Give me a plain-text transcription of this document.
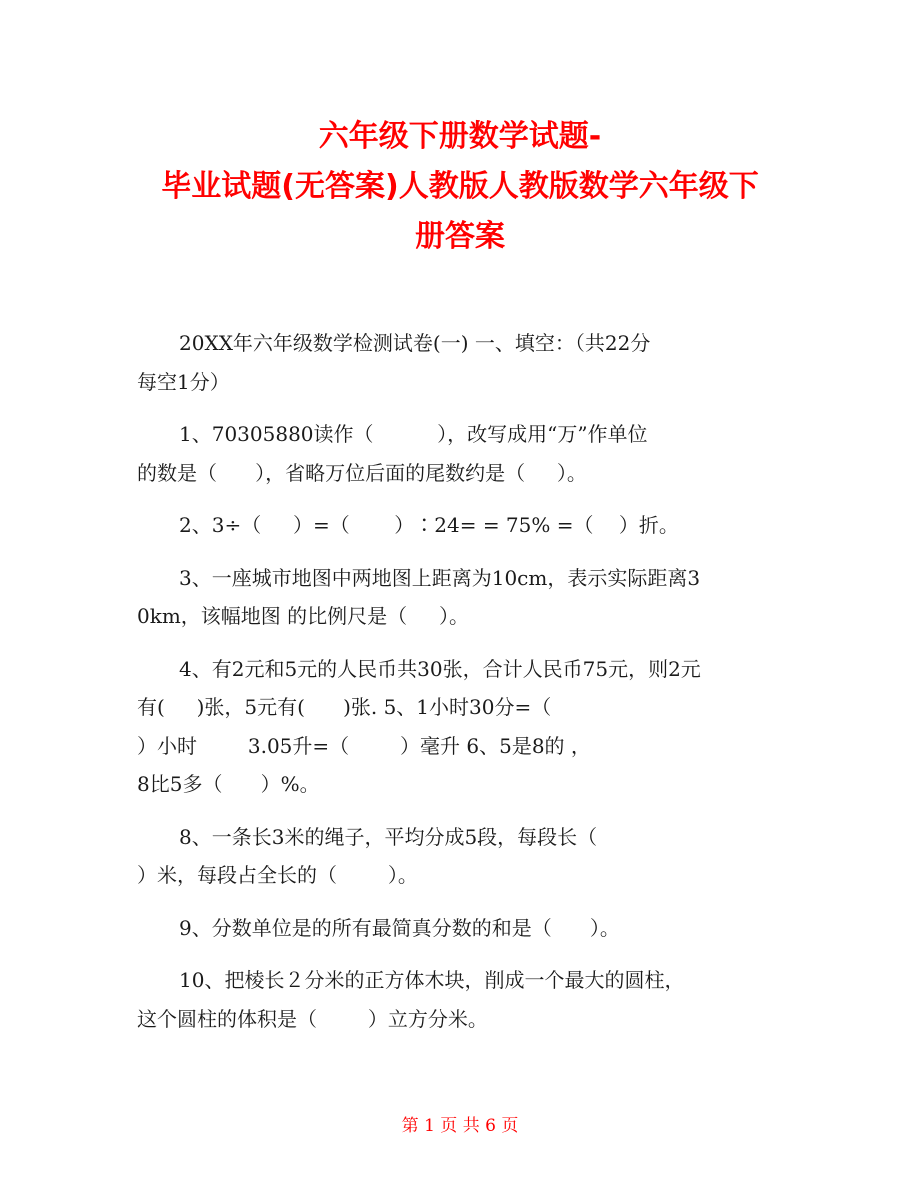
六年级下册数学试题-
毕业试题(无答案)人教版人教版数学六年级下
册答案
20XX年六年级数学检测试卷(一) 一、填空：（共22分
每空1分）
1、70305880读作（          ），改写成用“万”作单位
的数是（      ），省略万位后面的尾数约是（     ）。
2、3÷（     ）=（       ）∶24= = 75% =（    ）折。
3、一座城市地图中两地图上距离为10cm，表示实际距离3
0km，该幅地图 的比例尺是（     ）。
4、有2元和5元的人民币共30张，合计人民币75元，则2元
有(     )张，5元有(      )张. 5、1小时30分=（
）小时        3.05升=（        ）毫升 6、5是8的 ，
8比5多（      ）%。
8、一条长3米的绳子，平均分成5段，每段长（
）米，每段占全长的（        ）。
9、分数单位是的所有最简真分数的和是（      ）。
10、把棱长２分米的正方体木块，削成一个最大的圆柱，
这个圆柱的体积是（        ）立方分米。
第 1 页 共 6 页
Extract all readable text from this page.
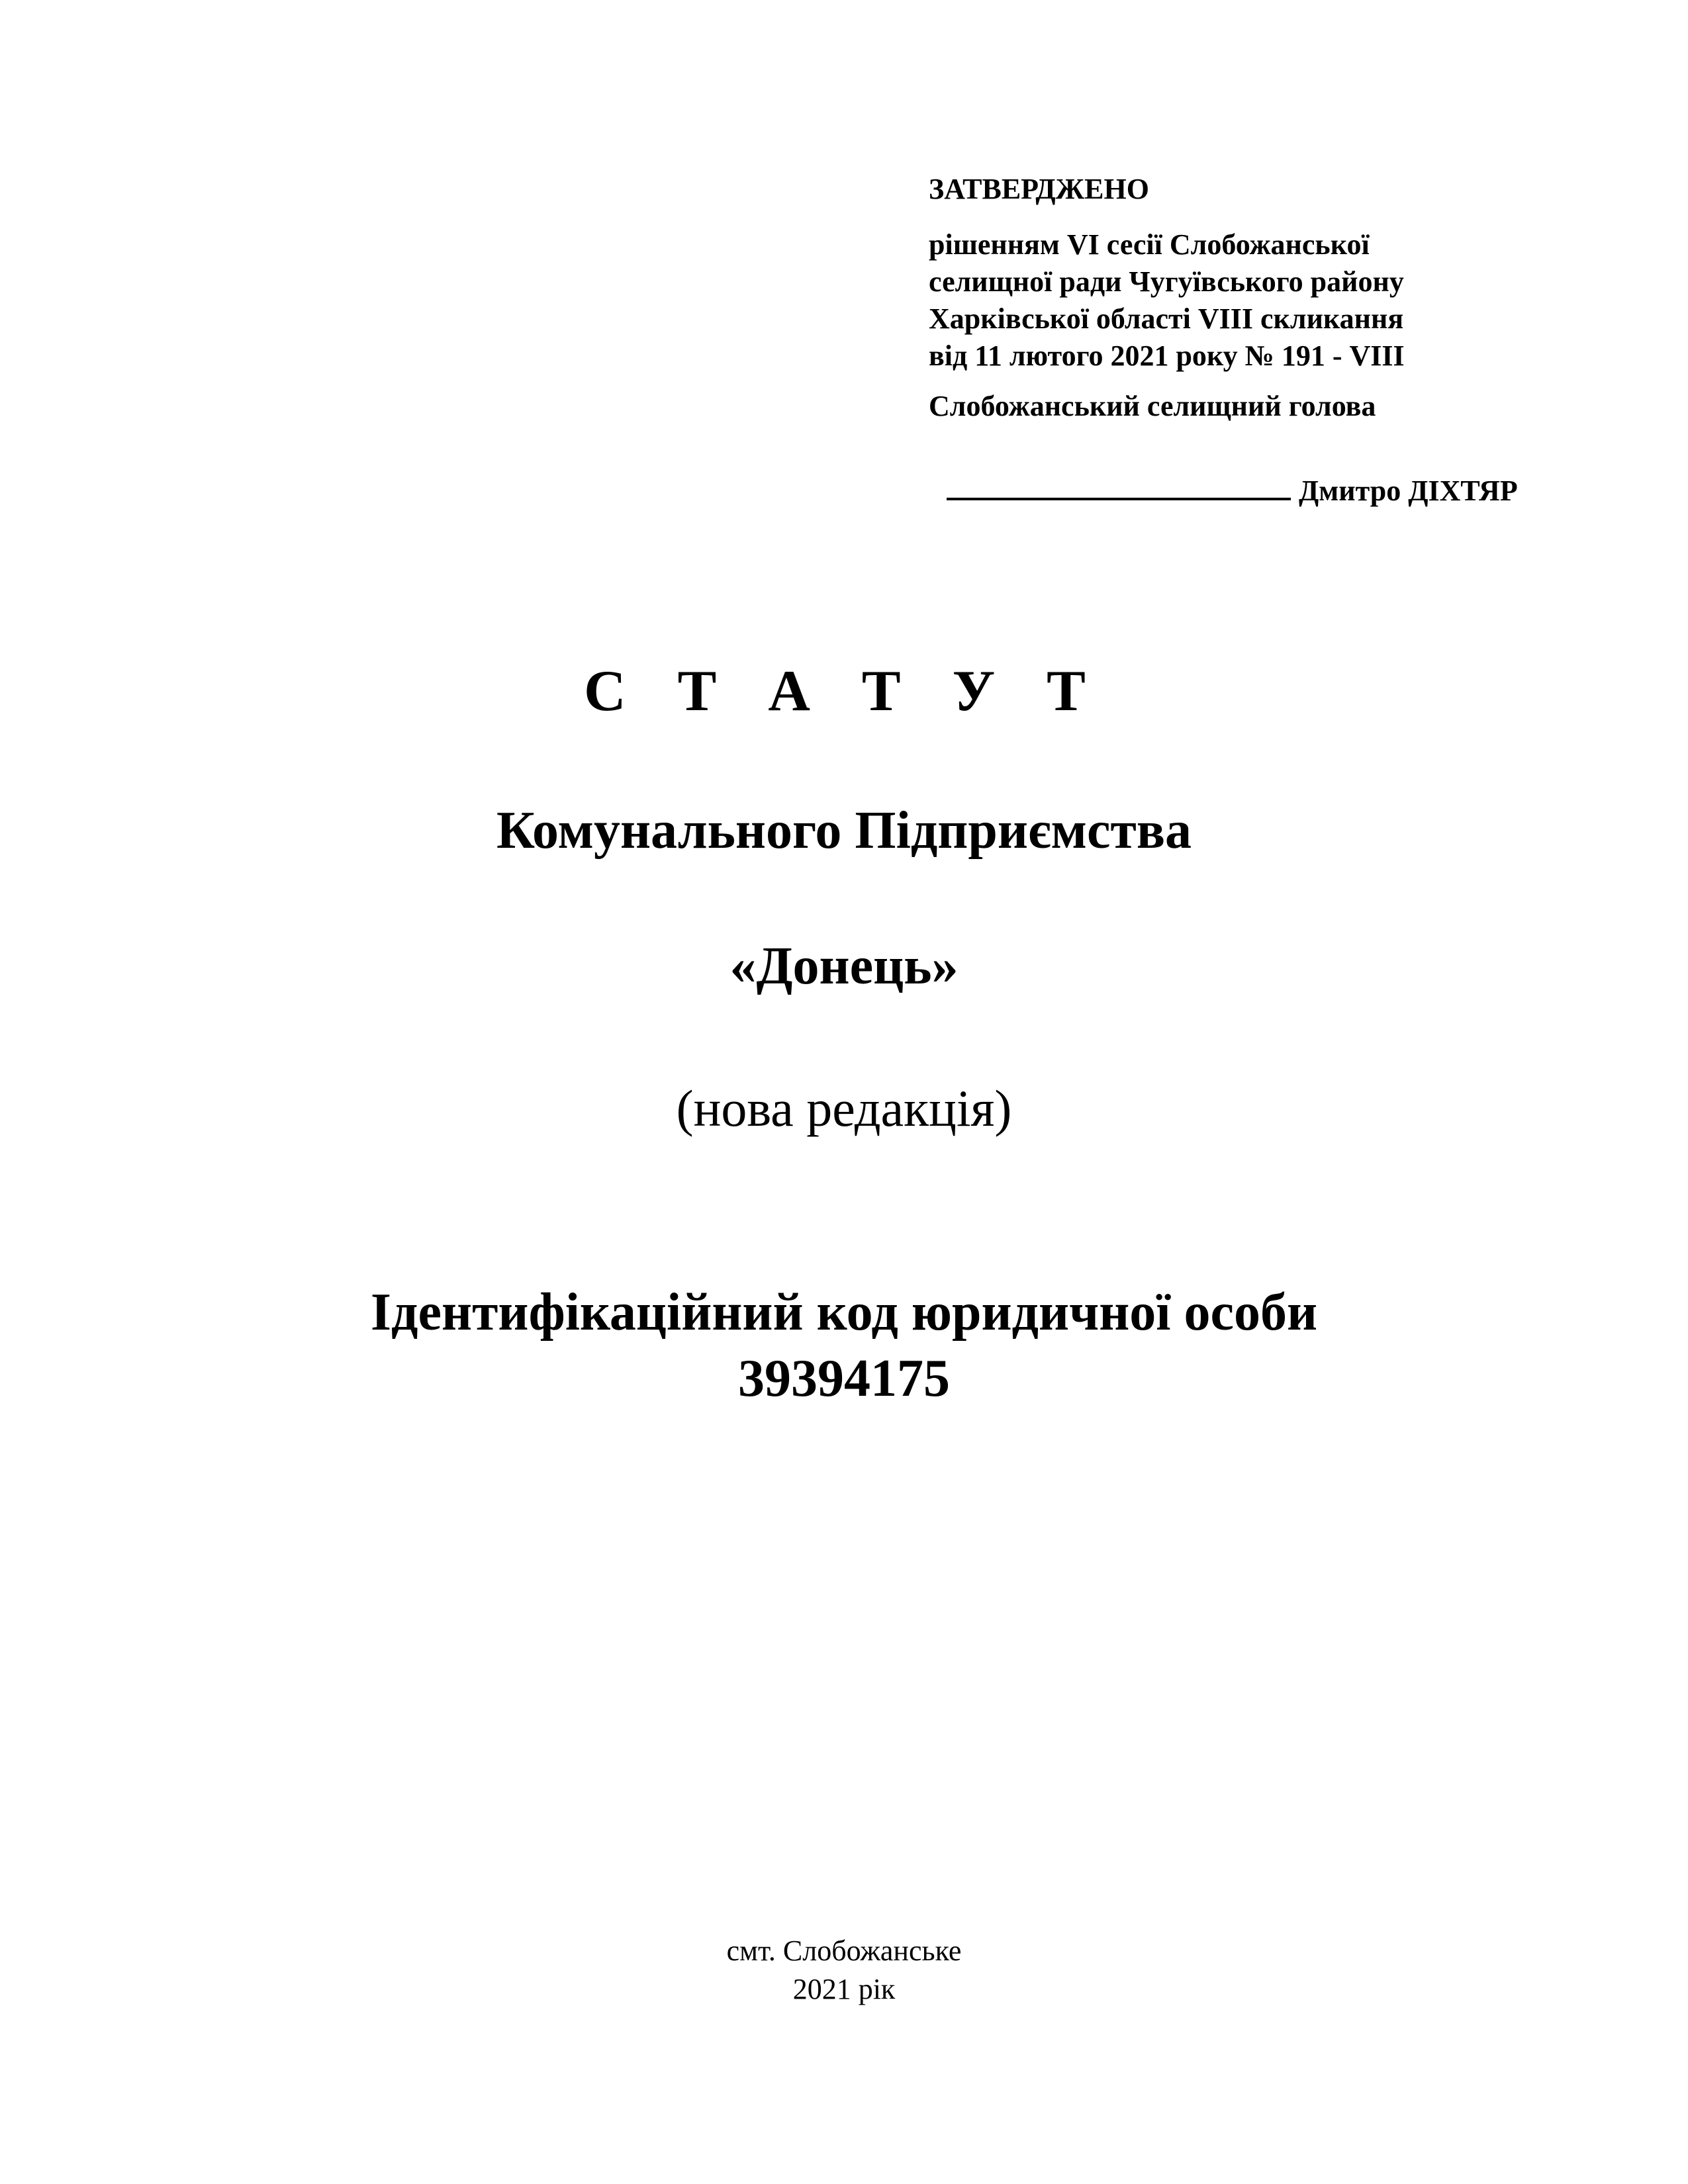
ЗАТВЕРДЖЕНО
рішенням VI сесії Слобожанської
селищної ради Чугуївського району
Харківської області VIII скликання
від 11 лютого 2021 року № 191 - VIII
Слобожанський селищний голова
Дмитро ДІХТЯР
С Т А Т У Т
Комунального Підприємства
«Донець»
(нова редакція)
Ідентифікаційний код юридичної особи
39394175
смт. Слобожанське
2021 рік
○ ○ ○
*What is being asked:* In your copy of the records, include no pictures; repeat everything else exactly.

*Written reply:*
Give me a plain-text transcription of this document.
六年级下册数学试题-
毕业试题(无答案)人教版人教版数学六年级下
册答案
20XX年六年级数学检测试卷(一) 一、填空：（共22分
每空1分）
1、70305880读作（          ），改写成用“万”作单位
的数是（      ），省略万位后面的尾数约是（     ）。
2、3÷（     ）=（       ）∶24= = 75% =（    ）折。
3、一座城市地图中两地图上距离为10cm，表示实际距离3
0km，该幅地图 的比例尺是（     ）。
4、有2元和5元的人民币共30张，合计人民币75元，则2元
有(     )张，5元有(      )张. 5、1小时30分=（
）小时        3.05升=（        ）毫升 6、5是8的 ，
8比5多（      ）%。
8、一条长3米的绳子，平均分成5段，每段长（
）米，每段占全长的（        ）。
9、分数单位是的所有最简真分数的和是（      ）。
10、把棱长２分米的正方体木块，削成一个最大的圆柱，
这个圆柱的体积是（        ）立方分米。
第 1 页 共 6 页
Extract all readable text from this page.
ЗАТВЕРДЖЕНО
рішенням VI сесії Слобожанської
селищної ради Чугуївського району
Харківської області VIII скликання
від 11 лютого 2021 року № 191 - VIII
Слобожанський селищний голова
Дмитро ДІХТЯР
С Т А Т У Т
Комунального Підприємства
«Донець»
(нова редакція)
Ідентифікаційний код юридичної особи
39394175
смт. Слобожанське
2021 рік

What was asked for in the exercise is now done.